> [SUPPLIED RECORDS]
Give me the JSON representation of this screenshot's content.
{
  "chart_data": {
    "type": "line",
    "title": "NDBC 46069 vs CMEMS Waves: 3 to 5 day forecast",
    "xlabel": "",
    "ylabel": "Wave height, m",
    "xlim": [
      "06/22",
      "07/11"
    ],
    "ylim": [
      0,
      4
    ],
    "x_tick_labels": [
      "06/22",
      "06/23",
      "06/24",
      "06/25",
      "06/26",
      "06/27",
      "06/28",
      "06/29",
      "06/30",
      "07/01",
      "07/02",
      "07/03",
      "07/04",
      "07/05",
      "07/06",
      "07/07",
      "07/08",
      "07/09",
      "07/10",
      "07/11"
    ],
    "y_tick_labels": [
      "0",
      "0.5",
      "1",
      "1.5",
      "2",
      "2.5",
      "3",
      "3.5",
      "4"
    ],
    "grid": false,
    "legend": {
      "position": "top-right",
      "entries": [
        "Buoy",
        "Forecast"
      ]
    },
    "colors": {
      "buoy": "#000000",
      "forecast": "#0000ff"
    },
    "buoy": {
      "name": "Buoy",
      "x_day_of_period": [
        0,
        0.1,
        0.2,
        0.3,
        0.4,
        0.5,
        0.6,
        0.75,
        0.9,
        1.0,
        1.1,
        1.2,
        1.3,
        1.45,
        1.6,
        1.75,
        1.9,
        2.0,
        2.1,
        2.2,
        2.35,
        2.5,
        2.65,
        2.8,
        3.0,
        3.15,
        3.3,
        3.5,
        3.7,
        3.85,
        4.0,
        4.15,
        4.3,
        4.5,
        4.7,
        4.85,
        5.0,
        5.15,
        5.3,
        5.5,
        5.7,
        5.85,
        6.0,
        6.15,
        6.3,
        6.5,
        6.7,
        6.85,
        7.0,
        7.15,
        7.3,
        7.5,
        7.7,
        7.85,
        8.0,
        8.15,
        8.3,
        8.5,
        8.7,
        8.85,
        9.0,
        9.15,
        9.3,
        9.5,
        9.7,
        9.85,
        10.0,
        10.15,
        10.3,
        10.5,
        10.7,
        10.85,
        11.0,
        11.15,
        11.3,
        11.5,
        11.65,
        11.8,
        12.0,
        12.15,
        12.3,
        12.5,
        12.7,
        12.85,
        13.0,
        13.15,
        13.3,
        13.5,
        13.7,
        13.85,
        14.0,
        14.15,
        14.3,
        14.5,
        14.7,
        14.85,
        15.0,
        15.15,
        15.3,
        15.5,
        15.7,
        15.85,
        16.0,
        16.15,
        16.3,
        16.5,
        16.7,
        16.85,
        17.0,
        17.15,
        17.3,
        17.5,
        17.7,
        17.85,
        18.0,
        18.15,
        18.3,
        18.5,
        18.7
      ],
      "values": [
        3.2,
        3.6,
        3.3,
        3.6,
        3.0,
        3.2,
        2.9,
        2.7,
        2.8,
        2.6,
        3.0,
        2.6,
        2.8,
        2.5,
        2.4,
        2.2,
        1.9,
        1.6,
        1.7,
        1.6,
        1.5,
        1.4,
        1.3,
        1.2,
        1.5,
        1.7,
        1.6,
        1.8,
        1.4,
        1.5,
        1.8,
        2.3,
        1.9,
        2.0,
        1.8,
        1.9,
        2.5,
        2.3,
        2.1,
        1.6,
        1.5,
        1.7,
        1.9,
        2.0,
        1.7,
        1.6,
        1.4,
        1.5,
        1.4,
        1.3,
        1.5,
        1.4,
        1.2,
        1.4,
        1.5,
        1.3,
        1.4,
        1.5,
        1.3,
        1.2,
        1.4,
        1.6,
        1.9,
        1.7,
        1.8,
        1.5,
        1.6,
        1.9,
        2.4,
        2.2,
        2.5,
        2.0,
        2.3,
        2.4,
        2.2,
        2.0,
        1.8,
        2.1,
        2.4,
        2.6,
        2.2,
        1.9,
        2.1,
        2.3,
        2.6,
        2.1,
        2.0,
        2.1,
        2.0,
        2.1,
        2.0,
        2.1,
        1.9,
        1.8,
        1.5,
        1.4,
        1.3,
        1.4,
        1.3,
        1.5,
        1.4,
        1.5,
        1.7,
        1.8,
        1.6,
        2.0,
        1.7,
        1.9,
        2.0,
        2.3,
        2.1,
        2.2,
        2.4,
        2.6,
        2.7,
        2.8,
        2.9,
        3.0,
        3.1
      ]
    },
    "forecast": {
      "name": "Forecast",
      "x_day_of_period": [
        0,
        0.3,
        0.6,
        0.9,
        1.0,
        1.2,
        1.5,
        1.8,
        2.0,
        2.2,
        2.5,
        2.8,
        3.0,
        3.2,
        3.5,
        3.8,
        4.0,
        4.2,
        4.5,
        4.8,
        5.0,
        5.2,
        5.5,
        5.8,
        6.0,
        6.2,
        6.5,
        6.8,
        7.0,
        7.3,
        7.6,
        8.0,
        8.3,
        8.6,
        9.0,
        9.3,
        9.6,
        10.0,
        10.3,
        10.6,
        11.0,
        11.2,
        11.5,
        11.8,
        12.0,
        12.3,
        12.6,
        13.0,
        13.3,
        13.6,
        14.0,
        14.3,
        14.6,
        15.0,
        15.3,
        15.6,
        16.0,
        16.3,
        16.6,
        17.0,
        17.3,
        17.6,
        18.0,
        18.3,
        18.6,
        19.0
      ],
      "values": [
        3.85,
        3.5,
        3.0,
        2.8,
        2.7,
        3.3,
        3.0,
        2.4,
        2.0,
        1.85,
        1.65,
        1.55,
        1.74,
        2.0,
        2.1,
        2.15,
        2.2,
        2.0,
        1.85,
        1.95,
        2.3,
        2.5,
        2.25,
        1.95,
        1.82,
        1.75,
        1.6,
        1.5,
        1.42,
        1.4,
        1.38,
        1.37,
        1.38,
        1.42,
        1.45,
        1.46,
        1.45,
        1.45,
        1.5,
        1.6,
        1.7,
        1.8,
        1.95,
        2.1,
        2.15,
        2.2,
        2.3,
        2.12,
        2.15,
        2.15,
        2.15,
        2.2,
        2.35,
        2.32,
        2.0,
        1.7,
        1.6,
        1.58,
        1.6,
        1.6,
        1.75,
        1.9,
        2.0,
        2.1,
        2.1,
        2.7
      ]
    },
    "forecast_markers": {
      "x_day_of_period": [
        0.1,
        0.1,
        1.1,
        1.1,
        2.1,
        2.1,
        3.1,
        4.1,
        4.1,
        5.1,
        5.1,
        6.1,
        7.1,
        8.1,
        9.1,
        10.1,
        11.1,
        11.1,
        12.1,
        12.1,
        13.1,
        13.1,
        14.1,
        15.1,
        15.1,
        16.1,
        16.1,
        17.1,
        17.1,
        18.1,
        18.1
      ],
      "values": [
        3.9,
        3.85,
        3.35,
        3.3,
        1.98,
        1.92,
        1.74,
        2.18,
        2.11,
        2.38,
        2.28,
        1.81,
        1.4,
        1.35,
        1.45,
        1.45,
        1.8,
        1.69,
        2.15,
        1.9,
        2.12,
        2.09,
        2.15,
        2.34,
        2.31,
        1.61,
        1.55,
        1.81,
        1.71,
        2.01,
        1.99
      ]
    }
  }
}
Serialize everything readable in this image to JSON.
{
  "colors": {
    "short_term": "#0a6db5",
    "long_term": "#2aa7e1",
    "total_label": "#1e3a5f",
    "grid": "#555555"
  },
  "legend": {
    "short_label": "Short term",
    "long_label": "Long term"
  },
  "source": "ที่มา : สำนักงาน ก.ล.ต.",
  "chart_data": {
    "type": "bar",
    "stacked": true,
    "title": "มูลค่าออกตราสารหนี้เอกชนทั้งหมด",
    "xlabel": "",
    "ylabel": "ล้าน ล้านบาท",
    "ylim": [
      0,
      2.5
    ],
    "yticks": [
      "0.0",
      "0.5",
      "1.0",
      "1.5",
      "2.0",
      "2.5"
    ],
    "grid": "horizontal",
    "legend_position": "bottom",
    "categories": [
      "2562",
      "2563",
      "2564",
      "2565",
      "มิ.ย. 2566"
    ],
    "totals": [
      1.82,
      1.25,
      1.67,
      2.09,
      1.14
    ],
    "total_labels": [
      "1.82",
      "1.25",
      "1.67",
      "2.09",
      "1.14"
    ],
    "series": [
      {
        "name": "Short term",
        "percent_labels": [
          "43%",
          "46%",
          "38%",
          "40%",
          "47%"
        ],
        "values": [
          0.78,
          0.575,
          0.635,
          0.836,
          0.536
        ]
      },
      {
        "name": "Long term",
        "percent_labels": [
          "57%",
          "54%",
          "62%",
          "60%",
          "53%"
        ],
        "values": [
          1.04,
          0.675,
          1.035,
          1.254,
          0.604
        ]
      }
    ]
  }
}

> [SHORT EXERCISE] How many of the lines in the listing above hold the word "JSON"? Report only that figure.

> [THE REPLY] 2